TASK DIRECTIONS: Find the lines that contain the word "icon" and copy each one.
--- start of DATA SUPPLIED ---
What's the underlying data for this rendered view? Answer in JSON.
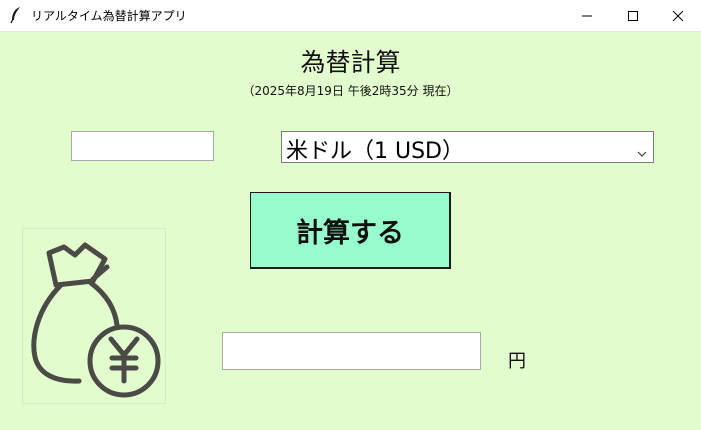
{
  "window": {
    "title": "リアルタイム為替計算アプリ",
    "app_icon": "feather-icon",
    "controls": [
      "minimize-icon",
      "maximize-icon",
      "close-icon"
    ]
  },
  "main": {
    "heading": "為替計算",
    "timestamp": "（2025年8月19日 午後2時35分 現在）",
    "amount_input": {
      "value": "",
      "placeholder": ""
    },
    "currency_select": {
      "selected": "米ドル（1 USD）",
      "icon": "chevron-down-icon"
    },
    "calc_button_label": "計算する",
    "result": {
      "value": "",
      "unit": "円"
    },
    "illustration_icon": "money-bag-yen-icon"
  },
  "colors": {
    "background": "#e2fccd",
    "button": "#98fdce",
    "titlebar": "#ffffff"
  }
}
--- end of DATA SUPPLIED ---
COMPLETE ANSWER:
    "app_icon": "feather-icon",
      "minimize-icon",
      "maximize-icon",
      "close-icon"
      "icon": "chevron-down-icon"
    "illustration_icon": "money-bag-yen-icon"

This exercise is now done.